**Directions**. Please report every line from the material that contains the word "three".

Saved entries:
################
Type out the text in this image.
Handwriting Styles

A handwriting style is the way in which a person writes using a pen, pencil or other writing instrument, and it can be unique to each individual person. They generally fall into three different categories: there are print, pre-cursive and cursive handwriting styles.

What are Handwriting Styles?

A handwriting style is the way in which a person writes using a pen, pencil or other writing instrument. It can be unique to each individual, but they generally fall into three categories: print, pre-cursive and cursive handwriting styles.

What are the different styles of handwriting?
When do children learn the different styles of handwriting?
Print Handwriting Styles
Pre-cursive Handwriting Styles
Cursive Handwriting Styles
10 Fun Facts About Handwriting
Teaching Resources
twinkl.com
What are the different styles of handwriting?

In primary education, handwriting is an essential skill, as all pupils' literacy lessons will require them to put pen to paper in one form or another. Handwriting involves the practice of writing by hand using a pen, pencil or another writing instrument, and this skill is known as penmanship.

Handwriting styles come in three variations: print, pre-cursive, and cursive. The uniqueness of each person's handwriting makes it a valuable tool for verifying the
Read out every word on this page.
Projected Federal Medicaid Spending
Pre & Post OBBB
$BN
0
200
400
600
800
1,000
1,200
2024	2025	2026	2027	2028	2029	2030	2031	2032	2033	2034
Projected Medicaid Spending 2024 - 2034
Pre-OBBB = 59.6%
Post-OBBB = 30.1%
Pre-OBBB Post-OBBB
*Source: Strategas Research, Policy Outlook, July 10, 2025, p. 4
################
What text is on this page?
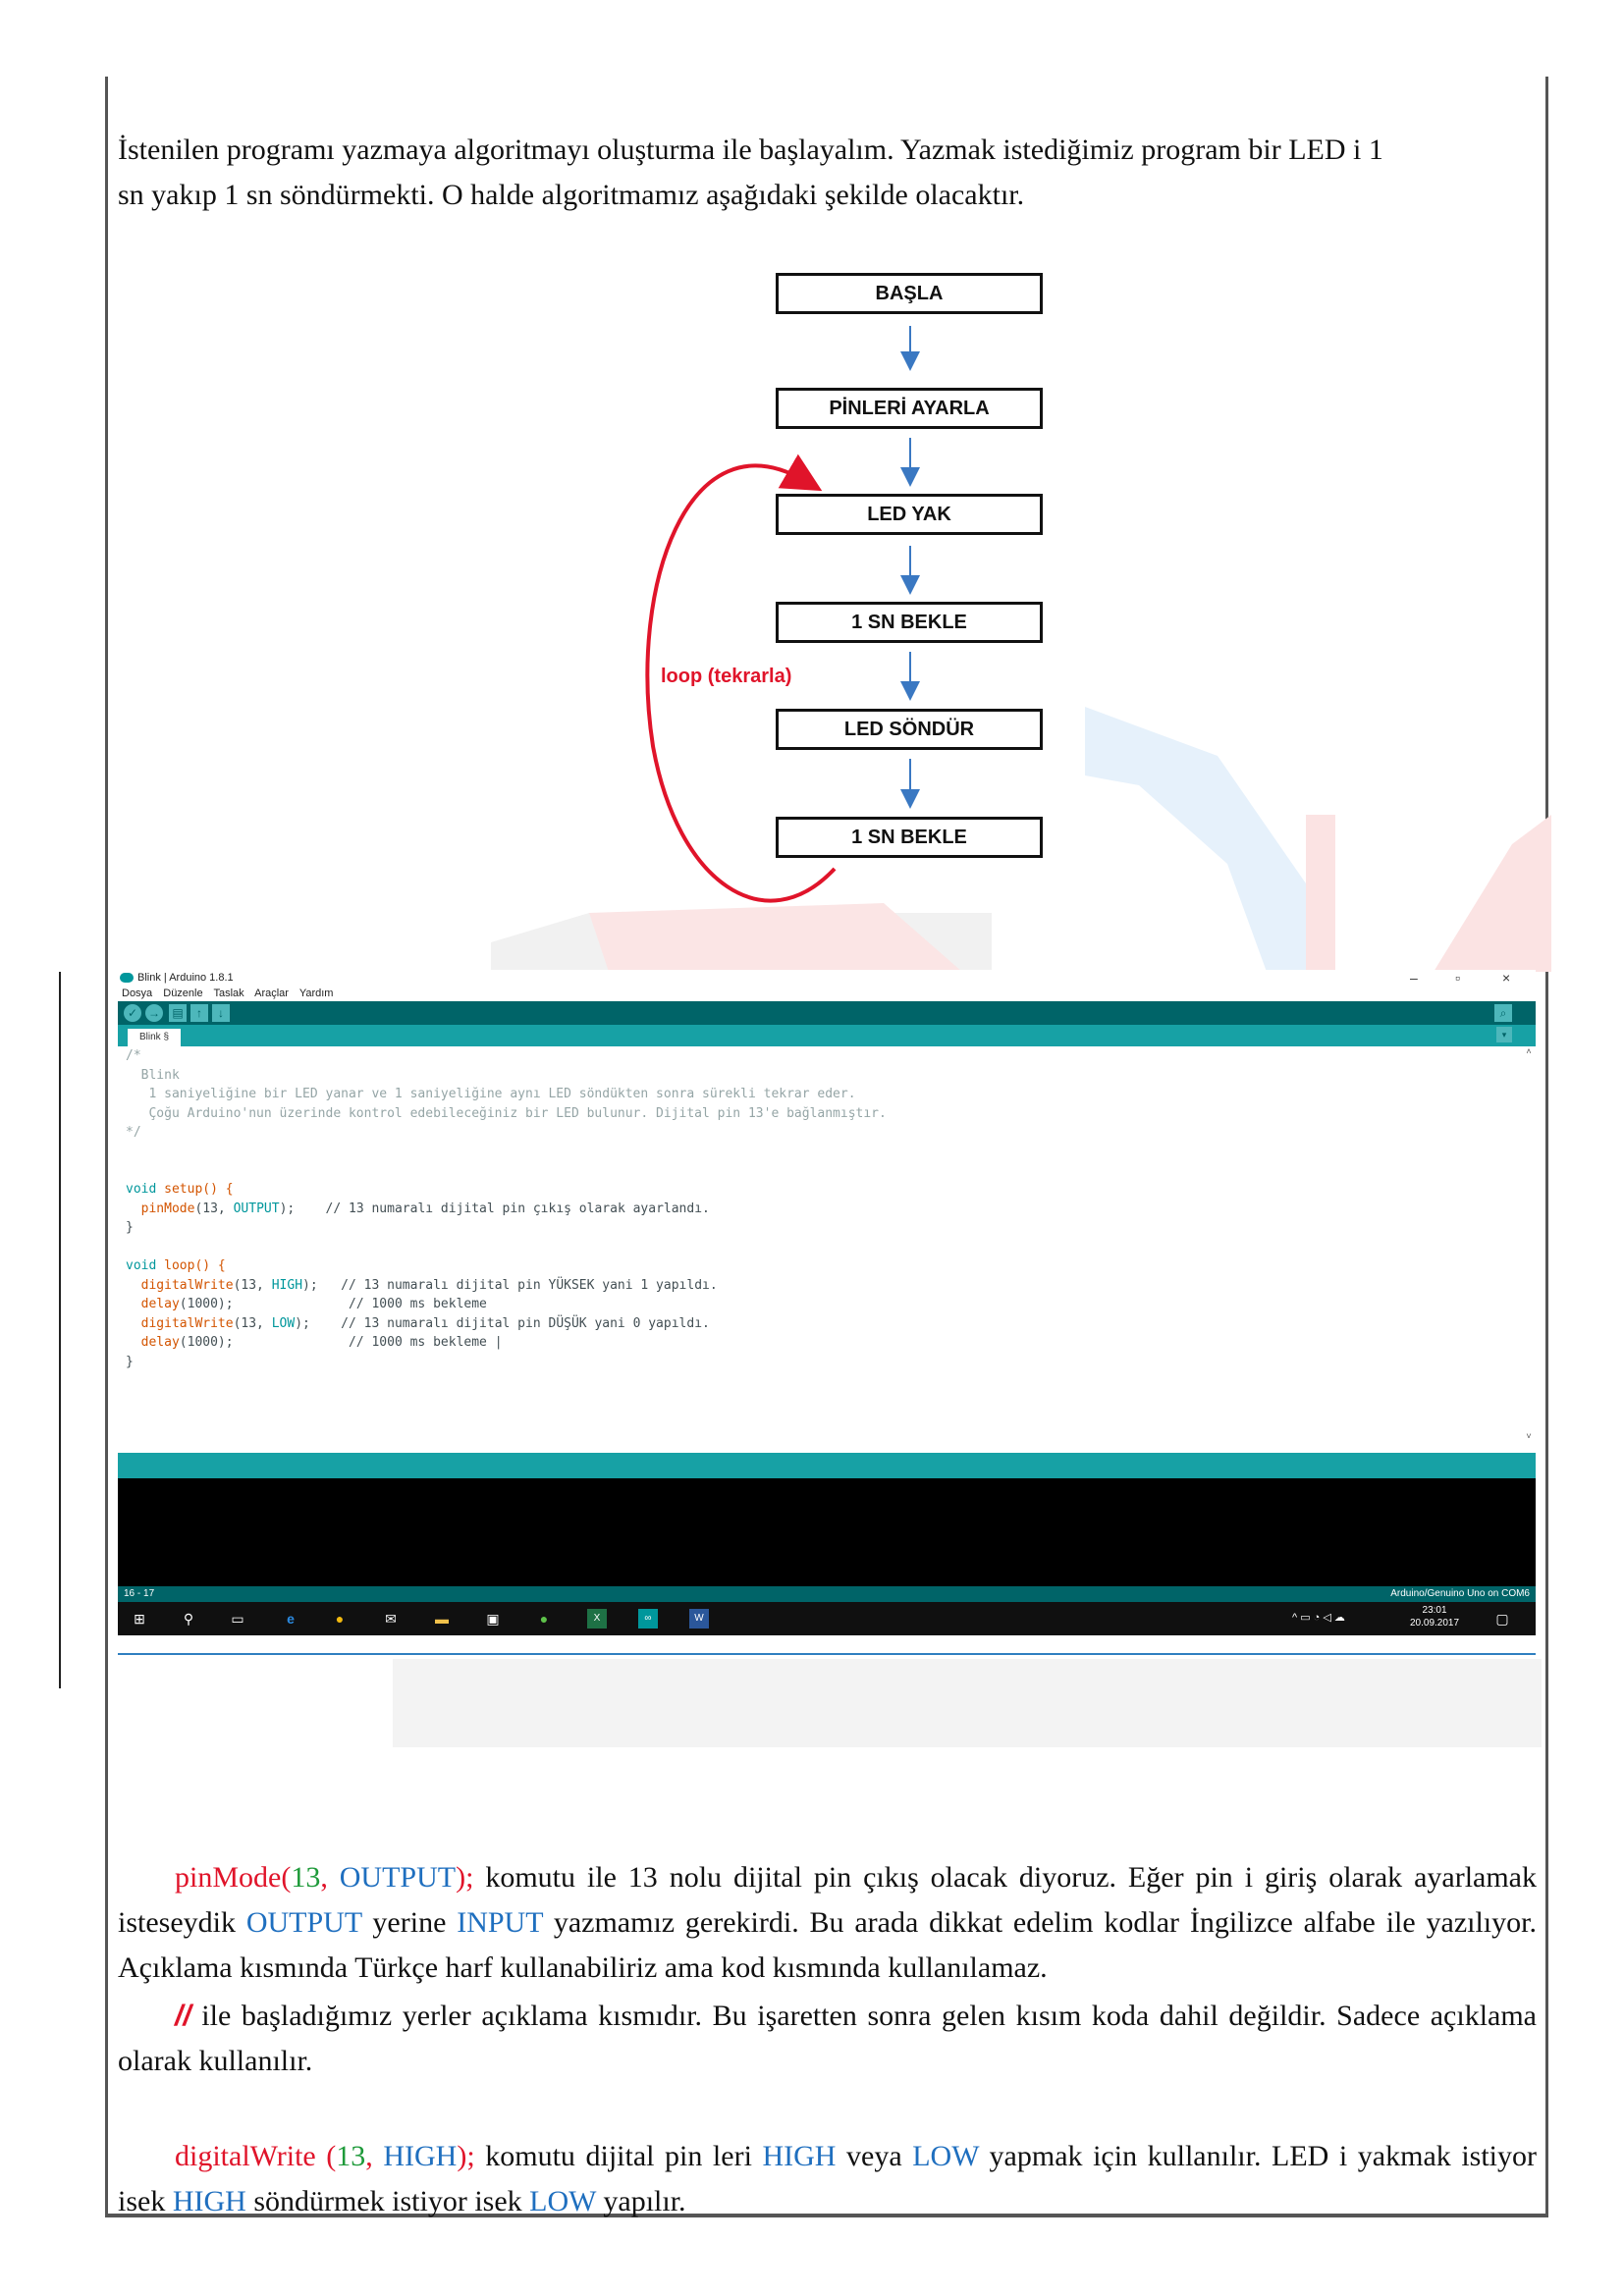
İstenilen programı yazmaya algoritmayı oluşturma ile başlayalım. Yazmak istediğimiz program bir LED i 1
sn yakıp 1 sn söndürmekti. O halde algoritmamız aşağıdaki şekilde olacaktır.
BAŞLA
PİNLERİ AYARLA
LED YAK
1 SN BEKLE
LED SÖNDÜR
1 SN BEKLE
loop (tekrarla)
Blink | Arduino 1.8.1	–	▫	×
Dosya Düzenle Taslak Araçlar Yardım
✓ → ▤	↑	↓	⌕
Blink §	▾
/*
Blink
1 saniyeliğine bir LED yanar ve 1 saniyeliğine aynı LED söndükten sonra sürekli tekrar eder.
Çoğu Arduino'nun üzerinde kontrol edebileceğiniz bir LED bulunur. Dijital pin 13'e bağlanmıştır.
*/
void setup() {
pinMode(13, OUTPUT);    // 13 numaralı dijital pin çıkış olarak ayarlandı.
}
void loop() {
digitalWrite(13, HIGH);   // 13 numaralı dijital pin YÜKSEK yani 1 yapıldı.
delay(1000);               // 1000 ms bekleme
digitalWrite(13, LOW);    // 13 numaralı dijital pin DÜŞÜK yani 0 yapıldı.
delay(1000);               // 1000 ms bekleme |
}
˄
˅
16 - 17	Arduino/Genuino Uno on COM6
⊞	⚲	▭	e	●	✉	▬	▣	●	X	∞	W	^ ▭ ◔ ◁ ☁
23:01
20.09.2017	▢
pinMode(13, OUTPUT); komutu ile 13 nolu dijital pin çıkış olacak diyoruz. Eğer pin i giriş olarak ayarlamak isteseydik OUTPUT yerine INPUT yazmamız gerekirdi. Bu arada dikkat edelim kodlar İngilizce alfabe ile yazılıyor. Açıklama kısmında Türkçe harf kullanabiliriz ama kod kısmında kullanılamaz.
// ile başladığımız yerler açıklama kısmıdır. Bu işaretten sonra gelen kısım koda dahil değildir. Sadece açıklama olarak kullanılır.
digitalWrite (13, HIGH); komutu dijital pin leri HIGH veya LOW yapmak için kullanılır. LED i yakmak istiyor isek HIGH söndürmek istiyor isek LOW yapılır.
################
**Task solution**.
A handwriting style is the way in which a person writes using a pen, pencil or other writing instrument, and it can be unique to each individual person. They generally fall into three different categories: there are print, pre-cursive and cursive handwriting styles.
A handwriting style is the way in which a person writes using a pen, pencil or other writing instrument. It can be unique to each individual, but they generally fall into three categories: print, pre-cursive and cursive handwriting styles.
Handwriting styles come in three variations: print, pre-cursive, and cursive. The uniqueness of each person's handwriting makes it a valuable tool for verifying the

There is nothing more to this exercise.